--- Start SOURCE DATA ---

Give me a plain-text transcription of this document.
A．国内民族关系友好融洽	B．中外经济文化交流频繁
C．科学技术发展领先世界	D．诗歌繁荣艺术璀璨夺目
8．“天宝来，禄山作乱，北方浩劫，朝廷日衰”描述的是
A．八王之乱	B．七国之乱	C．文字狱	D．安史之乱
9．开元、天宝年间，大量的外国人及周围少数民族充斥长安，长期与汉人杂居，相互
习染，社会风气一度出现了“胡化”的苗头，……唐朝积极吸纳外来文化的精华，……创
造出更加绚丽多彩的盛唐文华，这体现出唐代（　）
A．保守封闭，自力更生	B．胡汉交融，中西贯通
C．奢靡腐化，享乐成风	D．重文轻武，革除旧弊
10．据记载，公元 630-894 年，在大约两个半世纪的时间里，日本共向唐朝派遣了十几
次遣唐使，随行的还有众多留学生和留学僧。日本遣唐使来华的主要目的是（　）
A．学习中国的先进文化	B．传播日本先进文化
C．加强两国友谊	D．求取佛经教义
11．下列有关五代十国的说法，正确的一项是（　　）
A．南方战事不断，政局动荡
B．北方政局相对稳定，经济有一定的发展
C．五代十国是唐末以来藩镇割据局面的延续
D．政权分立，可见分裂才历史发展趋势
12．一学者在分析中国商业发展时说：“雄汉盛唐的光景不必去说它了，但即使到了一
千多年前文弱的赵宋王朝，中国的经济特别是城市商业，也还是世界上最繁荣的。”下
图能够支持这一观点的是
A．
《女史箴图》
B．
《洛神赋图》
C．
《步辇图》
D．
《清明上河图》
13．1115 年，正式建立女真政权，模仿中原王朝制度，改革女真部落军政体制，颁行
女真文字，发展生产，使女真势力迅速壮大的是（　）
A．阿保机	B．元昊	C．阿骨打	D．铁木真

--- End SOURCE DATA ---

** PROMPT **
The listing above should be transcribed in full, exactly as written.

** OUTPUT OF THE EXERCISE **
Give me a plain-text transcription of this document.
A．国内民族关系友好融洽	B．中外经济文化交流频繁
C．科学技术发展领先世界	D．诗歌繁荣艺术璀璨夺目
8．“天宝来，禄山作乱，北方浩劫，朝廷日衰”描述的是
A．八王之乱	B．七国之乱	C．文字狱	D．安史之乱
9．开元、天宝年间，大量的外国人及周围少数民族充斥长安，长期与汉人杂居，相互
习染，社会风气一度出现了“胡化”的苗头，……唐朝积极吸纳外来文化的精华，……创
造出更加绚丽多彩的盛唐文华，这体现出唐代（　）
A．保守封闭，自力更生	B．胡汉交融，中西贯通
C．奢靡腐化，享乐成风	D．重文轻武，革除旧弊
10．据记载，公元 630-894 年，在大约两个半世纪的时间里，日本共向唐朝派遣了十几
次遣唐使，随行的还有众多留学生和留学僧。日本遣唐使来华的主要目的是（　）
A．学习中国的先进文化	B．传播日本先进文化
C．加强两国友谊	D．求取佛经教义
11．下列有关五代十国的说法，正确的一项是（　　）
A．南方战事不断，政局动荡
B．北方政局相对稳定，经济有一定的发展
C．五代十国是唐末以来藩镇割据局面的延续
D．政权分立，可见分裂才历史发展趋势
12．一学者在分析中国商业发展时说：“雄汉盛唐的光景不必去说它了，但即使到了一
千多年前文弱的赵宋王朝，中国的经济特别是城市商业，也还是世界上最繁荣的。”下
图能够支持这一观点的是
A．
《女史箴图》
B．
《洛神赋图》
C．
《步辇图》
D．
《清明上河图》
13．1115 年，正式建立女真政权，模仿中原王朝制度，改革女真部落军政体制，颁行
女真文字，发展生产，使女真势力迅速壮大的是（　）
A．阿保机	B．元昊	C．阿骨打	D．铁木真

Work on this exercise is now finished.